- **To be done**: Transcribe the whole listing below without changing a word, but leave out every image.

- **Data listing**:
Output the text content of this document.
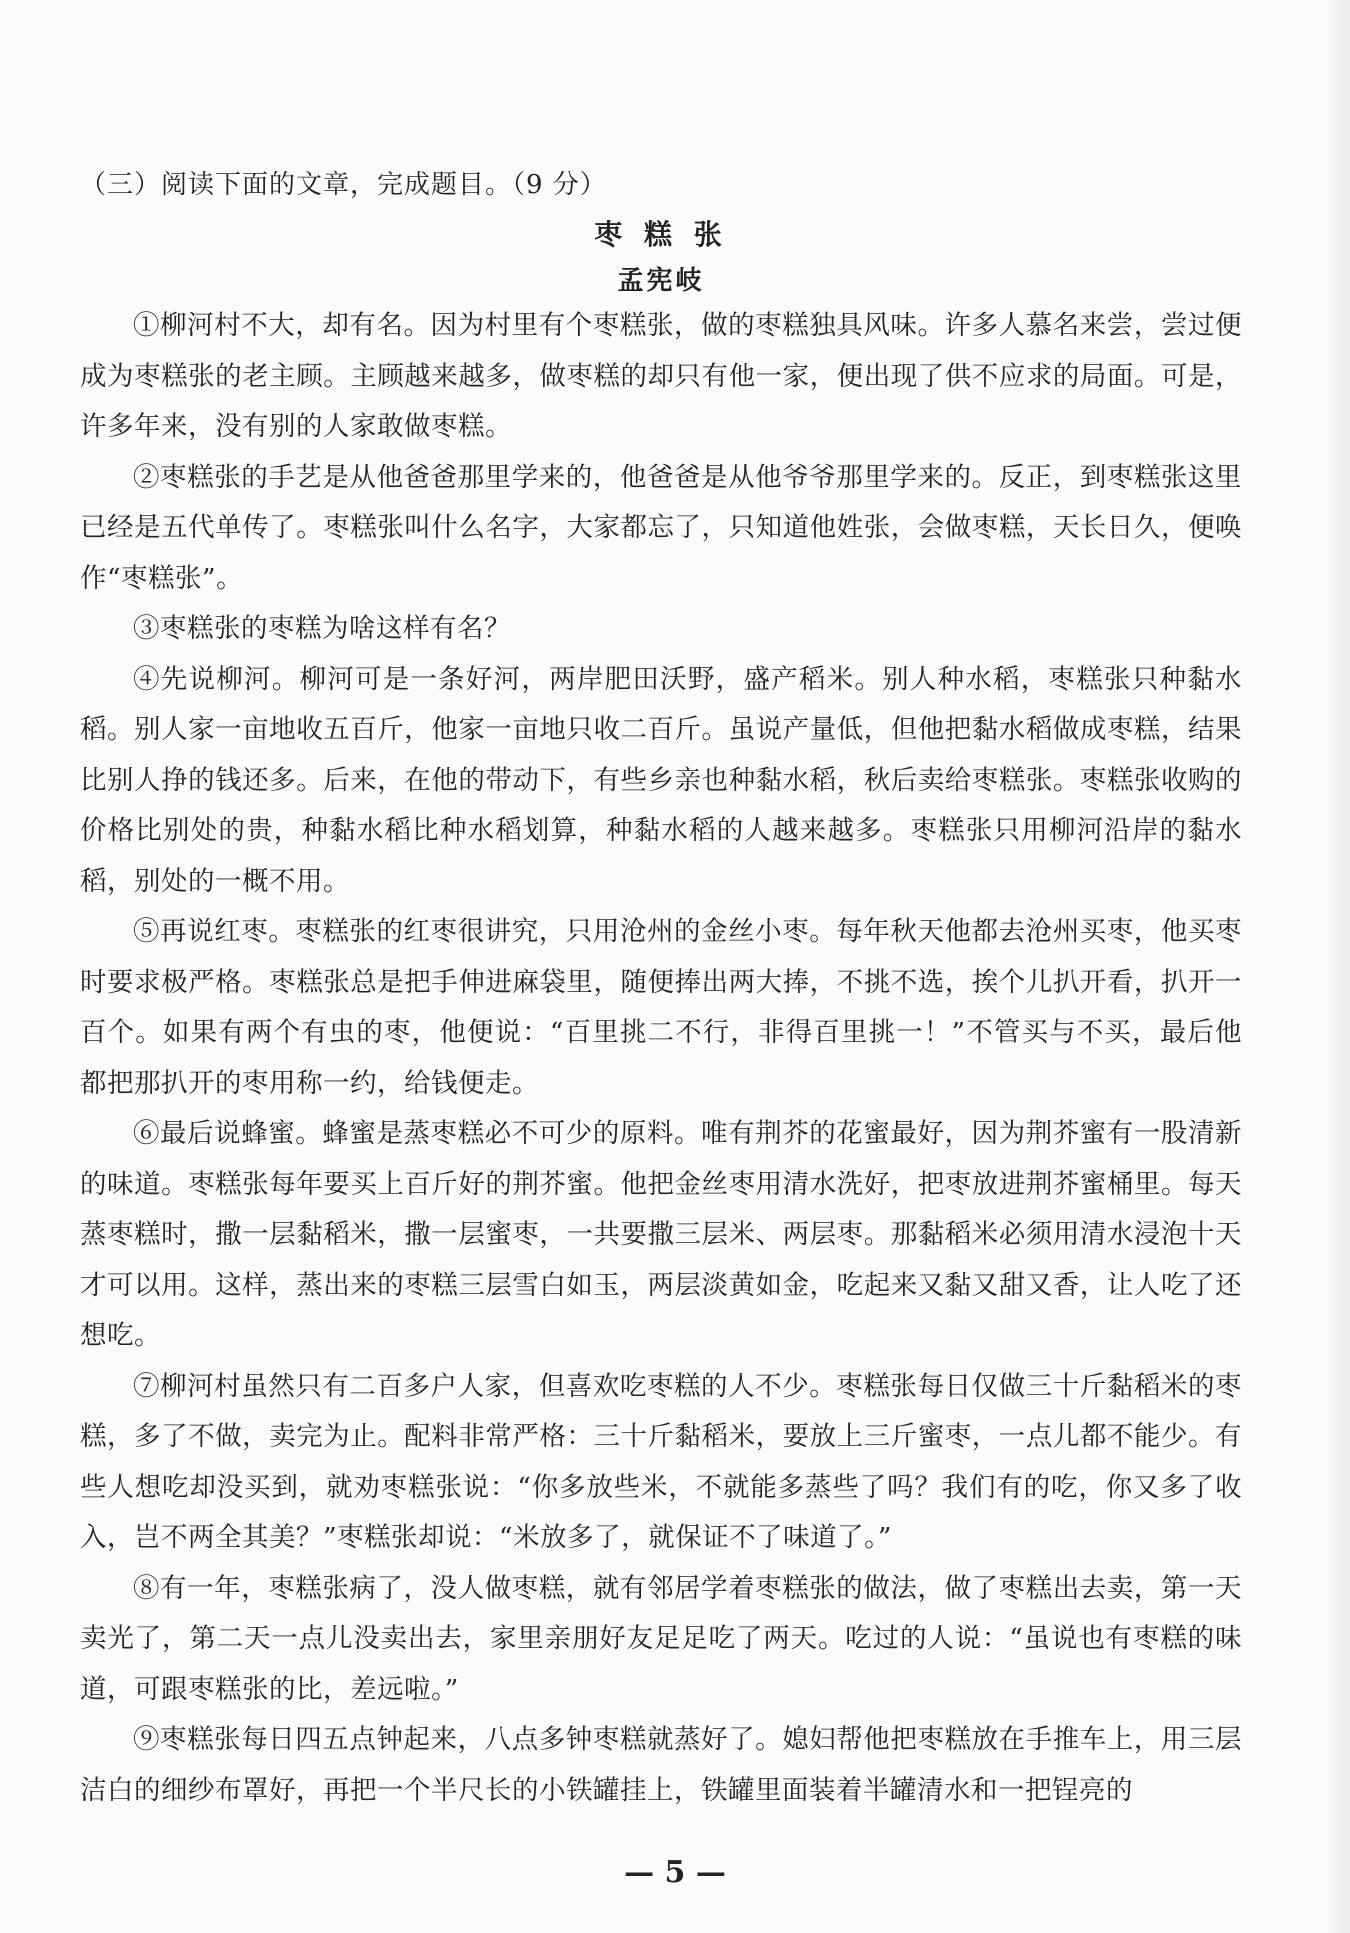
（三）阅读下面的文章，完成题目。（9 分）
枣 糕 张
孟宪岐

①柳河村不大，却有名。因为村里有个枣糕张，做的枣糕独具风味。许多人慕名来尝，尝过便成为枣糕张的老主顾。主顾越来越多，做枣糕的却只有他一家，便出现了供不应求的局面。可是，许多年来，没有别的人家敢做枣糕。

②枣糕张的手艺是从他爸爸那里学来的，他爸爸是从他爷爷那里学来的。反正，到枣糕张这里已经是五代单传了。枣糕张叫什么名字，大家都忘了，只知道他姓张，会做枣糕，天长日久，便唤作“枣糕张”。

③枣糕张的枣糕为啥这样有名？

④先说柳河。柳河可是一条好河，两岸肥田沃野，盛产稻米。别人种水稻，枣糕张只种黏水稻。别人家一亩地收五百斤，他家一亩地只收二百斤。虽说产量低，但他把黏水稻做成枣糕，结果比别人挣的钱还多。后来，在他的带动下，有些乡亲也种黏水稻，秋后卖给枣糕张。枣糕张收购的价格比别处的贵，种黏水稻比种水稻划算，种黏水稻的人越来越多。枣糕张只用柳河沿岸的黏水稻，别处的一概不用。

⑤再说红枣。枣糕张的红枣很讲究，只用沧州的金丝小枣。每年秋天他都去沧州买枣，他买枣时要求极严格。枣糕张总是把手伸进麻袋里，随便捧出两大捧，不挑不选，挨个儿扒开看，扒开一百个。如果有两个有虫的枣，他便说：“百里挑二不行，非得百里挑一！”不管买与不买，最后他都把那扒开的枣用称一约，给钱便走。

⑥最后说蜂蜜。蜂蜜是蒸枣糕必不可少的原料。唯有荆芥的花蜜最好，因为荆芥蜜有一股清新的味道。枣糕张每年要买上百斤好的荆芥蜜。他把金丝枣用清水洗好，把枣放进荆芥蜜桶里。每天蒸枣糕时，撒一层黏稻米，撒一层蜜枣，一共要撒三层米、两层枣。那黏稻米必须用清水浸泡十天才可以用。这样，蒸出来的枣糕三层雪白如玉，两层淡黄如金，吃起来又黏又甜又香，让人吃了还想吃。

⑦柳河村虽然只有二百多户人家，但喜欢吃枣糕的人不少。枣糕张每日仅做三十斤黏稻米的枣糕，多了不做，卖完为止。配料非常严格：三十斤黏稻米，要放上三斤蜜枣，一点儿都不能少。有些人想吃却没买到，就劝枣糕张说：“你多放些米，不就能多蒸些了吗？我们有的吃，你又多了收入，岂不两全其美？”枣糕张却说：“米放多了，就保证不了味道了。”

⑧有一年，枣糕张病了，没人做枣糕，就有邻居学着枣糕张的做法，做了枣糕出去卖，第一天卖光了，第二天一点儿没卖出去，家里亲朋好友足足吃了两天。吃过的人说：“虽说也有枣糕的味道，可跟枣糕张的比，差远啦。”

⑨枣糕张每日四五点钟起来，八点多钟枣糕就蒸好了。媳妇帮他把枣糕放在手推车上，用三层洁白的细纱布罩好，再把一个半尺长的小铁罐挂上，铁罐里面装着半罐清水和一把锃亮的

— 5 —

- **Problem solution**:
Output the text content of this document.
（三）阅读下面的文章，完成题目。（9 分）
枣 糕 张
孟宪岐

①柳河村不大，却有名。因为村里有个枣糕张，做的枣糕独具风味。许多人慕名来尝，尝过便成为枣糕张的老主顾。主顾越来越多，做枣糕的却只有他一家，便出现了供不应求的局面。可是，许多年来，没有别的人家敢做枣糕。

②枣糕张的手艺是从他爸爸那里学来的，他爸爸是从他爷爷那里学来的。反正，到枣糕张这里已经是五代单传了。枣糕张叫什么名字，大家都忘了，只知道他姓张，会做枣糕，天长日久，便唤作“枣糕张”。

③枣糕张的枣糕为啥这样有名？

④先说柳河。柳河可是一条好河，两岸肥田沃野，盛产稻米。别人种水稻，枣糕张只种黏水稻。别人家一亩地收五百斤，他家一亩地只收二百斤。虽说产量低，但他把黏水稻做成枣糕，结果比别人挣的钱还多。后来，在他的带动下，有些乡亲也种黏水稻，秋后卖给枣糕张。枣糕张收购的价格比别处的贵，种黏水稻比种水稻划算，种黏水稻的人越来越多。枣糕张只用柳河沿岸的黏水稻，别处的一概不用。

⑤再说红枣。枣糕张的红枣很讲究，只用沧州的金丝小枣。每年秋天他都去沧州买枣，他买枣时要求极严格。枣糕张总是把手伸进麻袋里，随便捧出两大捧，不挑不选，挨个儿扒开看，扒开一百个。如果有两个有虫的枣，他便说：“百里挑二不行，非得百里挑一！”不管买与不买，最后他都把那扒开的枣用称一约，给钱便走。

⑥最后说蜂蜜。蜂蜜是蒸枣糕必不可少的原料。唯有荆芥的花蜜最好，因为荆芥蜜有一股清新的味道。枣糕张每年要买上百斤好的荆芥蜜。他把金丝枣用清水洗好，把枣放进荆芥蜜桶里。每天蒸枣糕时，撒一层黏稻米，撒一层蜜枣，一共要撒三层米、两层枣。那黏稻米必须用清水浸泡十天才可以用。这样，蒸出来的枣糕三层雪白如玉，两层淡黄如金，吃起来又黏又甜又香，让人吃了还想吃。

⑦柳河村虽然只有二百多户人家，但喜欢吃枣糕的人不少。枣糕张每日仅做三十斤黏稻米的枣糕，多了不做，卖完为止。配料非常严格：三十斤黏稻米，要放上三斤蜜枣，一点儿都不能少。有些人想吃却没买到，就劝枣糕张说：“你多放些米，不就能多蒸些了吗？我们有的吃，你又多了收入，岂不两全其美？”枣糕张却说：“米放多了，就保证不了味道了。”

⑧有一年，枣糕张病了，没人做枣糕，就有邻居学着枣糕张的做法，做了枣糕出去卖，第一天卖光了，第二天一点儿没卖出去，家里亲朋好友足足吃了两天。吃过的人说：“虽说也有枣糕的味道，可跟枣糕张的比，差远啦。”

⑨枣糕张每日四五点钟起来，八点多钟枣糕就蒸好了。媳妇帮他把枣糕放在手推车上，用三层洁白的细纱布罩好，再把一个半尺长的小铁罐挂上，铁罐里面装着半罐清水和一把锃亮的

— 5 —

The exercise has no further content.